Written problem: Gather each line in the entries that includes the string "JSON".

Supplied data:

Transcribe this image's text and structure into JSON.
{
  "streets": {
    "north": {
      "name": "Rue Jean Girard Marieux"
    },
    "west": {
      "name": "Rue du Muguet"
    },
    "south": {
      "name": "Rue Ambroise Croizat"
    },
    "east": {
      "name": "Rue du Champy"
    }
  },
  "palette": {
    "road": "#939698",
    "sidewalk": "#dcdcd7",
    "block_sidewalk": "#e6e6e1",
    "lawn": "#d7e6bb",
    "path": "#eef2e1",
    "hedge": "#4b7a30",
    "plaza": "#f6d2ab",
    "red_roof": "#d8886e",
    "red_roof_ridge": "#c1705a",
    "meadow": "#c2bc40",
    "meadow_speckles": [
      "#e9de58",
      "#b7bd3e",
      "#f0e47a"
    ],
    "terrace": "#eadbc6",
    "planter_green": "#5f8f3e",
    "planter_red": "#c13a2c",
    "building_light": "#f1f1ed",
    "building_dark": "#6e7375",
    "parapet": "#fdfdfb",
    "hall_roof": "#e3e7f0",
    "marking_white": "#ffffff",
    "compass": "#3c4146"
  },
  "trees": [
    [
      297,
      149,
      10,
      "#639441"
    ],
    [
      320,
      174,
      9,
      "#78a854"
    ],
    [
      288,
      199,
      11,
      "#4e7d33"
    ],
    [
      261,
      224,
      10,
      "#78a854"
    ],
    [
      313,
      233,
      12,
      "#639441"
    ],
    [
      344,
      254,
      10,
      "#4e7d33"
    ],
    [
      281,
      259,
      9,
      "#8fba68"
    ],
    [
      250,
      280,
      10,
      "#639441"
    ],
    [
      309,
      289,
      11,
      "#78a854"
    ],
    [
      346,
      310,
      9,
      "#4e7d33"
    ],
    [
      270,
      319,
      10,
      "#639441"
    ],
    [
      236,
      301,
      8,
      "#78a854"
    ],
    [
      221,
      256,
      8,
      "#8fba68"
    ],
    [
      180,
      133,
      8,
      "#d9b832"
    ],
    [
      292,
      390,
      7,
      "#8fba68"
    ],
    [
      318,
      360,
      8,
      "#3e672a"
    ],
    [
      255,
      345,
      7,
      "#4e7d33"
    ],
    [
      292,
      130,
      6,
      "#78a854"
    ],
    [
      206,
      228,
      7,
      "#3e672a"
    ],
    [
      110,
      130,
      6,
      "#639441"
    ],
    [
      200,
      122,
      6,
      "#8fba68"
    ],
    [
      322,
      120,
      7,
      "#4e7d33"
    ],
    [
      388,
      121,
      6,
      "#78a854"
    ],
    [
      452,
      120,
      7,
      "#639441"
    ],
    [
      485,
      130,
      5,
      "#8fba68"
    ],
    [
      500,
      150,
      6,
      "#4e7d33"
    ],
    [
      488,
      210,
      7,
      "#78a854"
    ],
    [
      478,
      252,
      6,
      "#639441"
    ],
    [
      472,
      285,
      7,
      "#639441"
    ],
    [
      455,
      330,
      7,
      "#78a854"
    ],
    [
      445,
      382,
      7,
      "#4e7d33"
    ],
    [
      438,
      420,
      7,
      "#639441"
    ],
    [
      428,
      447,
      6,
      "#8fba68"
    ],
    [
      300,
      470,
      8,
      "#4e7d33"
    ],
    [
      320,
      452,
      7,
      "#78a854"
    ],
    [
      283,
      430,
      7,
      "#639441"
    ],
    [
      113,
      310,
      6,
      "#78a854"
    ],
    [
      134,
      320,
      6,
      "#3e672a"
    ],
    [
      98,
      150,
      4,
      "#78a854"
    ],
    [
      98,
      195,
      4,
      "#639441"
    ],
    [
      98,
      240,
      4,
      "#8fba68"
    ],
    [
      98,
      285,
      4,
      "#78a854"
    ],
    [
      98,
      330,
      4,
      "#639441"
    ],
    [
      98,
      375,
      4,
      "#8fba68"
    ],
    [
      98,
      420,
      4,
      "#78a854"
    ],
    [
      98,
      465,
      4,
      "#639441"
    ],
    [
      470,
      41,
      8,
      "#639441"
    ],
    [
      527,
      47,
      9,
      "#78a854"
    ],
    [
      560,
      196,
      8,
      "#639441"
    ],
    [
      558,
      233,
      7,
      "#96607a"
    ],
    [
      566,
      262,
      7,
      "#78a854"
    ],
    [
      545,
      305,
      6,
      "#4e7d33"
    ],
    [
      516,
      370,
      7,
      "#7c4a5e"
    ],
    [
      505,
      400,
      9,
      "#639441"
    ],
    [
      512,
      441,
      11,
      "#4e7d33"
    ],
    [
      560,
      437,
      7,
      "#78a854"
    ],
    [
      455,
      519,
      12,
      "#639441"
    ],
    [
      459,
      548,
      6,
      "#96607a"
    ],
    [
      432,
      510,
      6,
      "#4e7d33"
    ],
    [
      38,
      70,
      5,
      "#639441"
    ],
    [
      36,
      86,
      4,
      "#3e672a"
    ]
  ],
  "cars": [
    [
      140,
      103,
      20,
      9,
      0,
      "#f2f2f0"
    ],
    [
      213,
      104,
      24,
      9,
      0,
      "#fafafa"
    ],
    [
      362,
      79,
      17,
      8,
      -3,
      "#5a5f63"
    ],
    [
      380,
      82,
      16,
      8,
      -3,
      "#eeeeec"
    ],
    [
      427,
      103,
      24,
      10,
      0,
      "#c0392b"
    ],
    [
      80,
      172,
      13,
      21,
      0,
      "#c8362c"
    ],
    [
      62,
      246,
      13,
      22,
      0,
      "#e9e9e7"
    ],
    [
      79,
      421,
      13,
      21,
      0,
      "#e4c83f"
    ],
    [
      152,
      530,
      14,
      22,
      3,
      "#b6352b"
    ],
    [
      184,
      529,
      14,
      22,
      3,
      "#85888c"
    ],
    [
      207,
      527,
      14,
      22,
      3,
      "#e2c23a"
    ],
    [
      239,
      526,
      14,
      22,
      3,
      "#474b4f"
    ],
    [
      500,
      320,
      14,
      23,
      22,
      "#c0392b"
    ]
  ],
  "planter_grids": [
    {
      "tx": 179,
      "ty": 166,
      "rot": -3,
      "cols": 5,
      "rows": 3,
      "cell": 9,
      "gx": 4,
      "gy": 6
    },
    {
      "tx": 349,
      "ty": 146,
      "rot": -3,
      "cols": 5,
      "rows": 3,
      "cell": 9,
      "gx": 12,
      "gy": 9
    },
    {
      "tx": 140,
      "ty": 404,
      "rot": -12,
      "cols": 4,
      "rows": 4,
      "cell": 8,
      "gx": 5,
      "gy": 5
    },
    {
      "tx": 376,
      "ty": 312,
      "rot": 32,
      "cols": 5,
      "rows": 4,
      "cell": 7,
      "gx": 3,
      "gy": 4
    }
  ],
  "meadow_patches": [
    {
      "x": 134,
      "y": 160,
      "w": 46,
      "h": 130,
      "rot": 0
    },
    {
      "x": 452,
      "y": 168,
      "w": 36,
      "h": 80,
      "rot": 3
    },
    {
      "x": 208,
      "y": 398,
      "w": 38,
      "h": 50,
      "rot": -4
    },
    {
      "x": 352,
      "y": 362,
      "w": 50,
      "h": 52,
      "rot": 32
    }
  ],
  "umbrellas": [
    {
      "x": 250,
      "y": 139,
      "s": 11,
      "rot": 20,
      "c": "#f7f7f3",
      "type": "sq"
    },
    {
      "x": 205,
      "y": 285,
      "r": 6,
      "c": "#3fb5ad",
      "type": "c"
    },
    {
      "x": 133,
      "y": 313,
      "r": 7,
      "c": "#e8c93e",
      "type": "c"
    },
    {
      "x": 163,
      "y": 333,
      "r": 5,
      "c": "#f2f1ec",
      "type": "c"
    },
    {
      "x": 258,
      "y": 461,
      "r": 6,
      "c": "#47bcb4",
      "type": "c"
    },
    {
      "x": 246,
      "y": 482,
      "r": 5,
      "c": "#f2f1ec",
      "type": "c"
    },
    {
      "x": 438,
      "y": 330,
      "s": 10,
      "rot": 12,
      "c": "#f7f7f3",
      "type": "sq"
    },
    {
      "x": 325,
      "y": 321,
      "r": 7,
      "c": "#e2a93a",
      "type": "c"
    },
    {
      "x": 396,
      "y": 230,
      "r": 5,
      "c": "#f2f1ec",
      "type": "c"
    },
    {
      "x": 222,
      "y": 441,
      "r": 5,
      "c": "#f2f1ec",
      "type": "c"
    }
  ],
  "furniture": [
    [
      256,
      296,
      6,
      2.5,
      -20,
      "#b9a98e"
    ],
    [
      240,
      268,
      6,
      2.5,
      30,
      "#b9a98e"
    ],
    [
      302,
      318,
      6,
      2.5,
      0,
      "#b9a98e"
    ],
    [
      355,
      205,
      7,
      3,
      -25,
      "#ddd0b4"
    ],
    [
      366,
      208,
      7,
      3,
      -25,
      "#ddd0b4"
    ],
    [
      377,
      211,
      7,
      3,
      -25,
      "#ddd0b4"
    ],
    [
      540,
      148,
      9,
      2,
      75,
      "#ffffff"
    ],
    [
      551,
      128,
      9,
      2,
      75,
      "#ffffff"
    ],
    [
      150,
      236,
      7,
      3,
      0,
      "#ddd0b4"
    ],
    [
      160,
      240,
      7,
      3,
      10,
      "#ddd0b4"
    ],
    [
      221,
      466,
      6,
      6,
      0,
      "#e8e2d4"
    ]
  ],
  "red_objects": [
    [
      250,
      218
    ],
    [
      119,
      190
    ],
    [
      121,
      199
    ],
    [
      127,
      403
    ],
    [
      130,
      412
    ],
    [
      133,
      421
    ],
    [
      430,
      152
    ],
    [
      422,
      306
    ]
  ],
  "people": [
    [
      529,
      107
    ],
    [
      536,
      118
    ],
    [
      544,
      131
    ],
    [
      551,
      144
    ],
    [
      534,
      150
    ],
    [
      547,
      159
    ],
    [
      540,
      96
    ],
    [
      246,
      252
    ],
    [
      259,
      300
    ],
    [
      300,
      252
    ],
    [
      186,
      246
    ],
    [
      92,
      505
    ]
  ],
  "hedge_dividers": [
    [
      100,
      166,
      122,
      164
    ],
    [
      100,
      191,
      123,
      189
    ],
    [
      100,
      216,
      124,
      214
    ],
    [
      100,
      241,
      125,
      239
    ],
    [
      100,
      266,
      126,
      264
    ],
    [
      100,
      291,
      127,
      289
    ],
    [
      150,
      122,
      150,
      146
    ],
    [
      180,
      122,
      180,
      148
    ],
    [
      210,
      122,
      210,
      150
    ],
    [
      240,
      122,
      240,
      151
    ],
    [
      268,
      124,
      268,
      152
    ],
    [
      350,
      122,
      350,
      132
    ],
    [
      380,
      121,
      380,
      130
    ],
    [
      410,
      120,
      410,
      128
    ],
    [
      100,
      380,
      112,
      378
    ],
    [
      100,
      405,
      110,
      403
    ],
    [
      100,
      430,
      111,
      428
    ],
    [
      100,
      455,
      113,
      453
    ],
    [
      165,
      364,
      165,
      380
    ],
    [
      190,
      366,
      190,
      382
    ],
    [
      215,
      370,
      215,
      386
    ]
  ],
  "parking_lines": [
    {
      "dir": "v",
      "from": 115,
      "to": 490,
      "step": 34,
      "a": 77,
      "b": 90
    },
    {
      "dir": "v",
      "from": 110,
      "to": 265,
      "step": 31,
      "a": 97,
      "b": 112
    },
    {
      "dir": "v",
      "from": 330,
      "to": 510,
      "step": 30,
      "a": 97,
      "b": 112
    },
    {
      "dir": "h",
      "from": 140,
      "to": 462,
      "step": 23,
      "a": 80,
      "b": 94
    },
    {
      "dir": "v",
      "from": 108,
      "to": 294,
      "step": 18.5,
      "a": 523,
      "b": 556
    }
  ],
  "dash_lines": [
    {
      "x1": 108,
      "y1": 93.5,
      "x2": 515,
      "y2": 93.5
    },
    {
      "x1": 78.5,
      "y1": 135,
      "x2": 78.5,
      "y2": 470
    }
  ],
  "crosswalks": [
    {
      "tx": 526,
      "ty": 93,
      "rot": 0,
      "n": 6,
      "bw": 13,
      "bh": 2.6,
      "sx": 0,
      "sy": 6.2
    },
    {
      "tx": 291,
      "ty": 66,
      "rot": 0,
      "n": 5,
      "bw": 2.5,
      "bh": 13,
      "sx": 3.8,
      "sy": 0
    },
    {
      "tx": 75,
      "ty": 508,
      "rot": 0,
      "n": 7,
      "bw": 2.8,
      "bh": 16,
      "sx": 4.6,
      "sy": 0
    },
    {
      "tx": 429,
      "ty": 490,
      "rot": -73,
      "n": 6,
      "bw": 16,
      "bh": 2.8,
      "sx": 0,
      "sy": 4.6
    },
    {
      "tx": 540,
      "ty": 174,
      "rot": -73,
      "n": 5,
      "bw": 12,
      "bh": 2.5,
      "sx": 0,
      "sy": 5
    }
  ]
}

...

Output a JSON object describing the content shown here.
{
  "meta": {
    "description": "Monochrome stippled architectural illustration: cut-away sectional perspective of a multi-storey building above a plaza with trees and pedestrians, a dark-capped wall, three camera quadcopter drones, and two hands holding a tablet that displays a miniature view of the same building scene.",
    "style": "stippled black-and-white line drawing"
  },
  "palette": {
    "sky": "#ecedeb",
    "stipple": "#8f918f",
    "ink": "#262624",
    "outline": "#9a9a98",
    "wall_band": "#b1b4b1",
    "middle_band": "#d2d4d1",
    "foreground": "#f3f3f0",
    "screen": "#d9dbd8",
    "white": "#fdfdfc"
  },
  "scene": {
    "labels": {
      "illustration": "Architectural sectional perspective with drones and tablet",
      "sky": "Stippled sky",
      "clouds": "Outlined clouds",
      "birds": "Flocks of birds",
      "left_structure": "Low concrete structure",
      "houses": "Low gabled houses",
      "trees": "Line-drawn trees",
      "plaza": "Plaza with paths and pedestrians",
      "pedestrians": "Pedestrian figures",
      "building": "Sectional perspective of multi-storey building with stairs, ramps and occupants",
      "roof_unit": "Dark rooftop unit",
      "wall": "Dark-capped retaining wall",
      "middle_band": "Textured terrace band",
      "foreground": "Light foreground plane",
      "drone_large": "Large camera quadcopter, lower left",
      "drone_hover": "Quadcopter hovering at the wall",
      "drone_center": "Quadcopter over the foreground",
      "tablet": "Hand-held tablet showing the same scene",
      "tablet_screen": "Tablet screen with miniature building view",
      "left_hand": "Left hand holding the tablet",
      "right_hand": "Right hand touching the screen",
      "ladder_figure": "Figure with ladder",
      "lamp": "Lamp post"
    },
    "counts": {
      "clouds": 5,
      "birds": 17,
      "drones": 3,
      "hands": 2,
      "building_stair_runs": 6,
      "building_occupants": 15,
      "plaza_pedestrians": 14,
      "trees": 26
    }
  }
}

Solution for this exercise:
Transcribe this image's text and structure into JSON.
Output a JSON object describing the content shown here.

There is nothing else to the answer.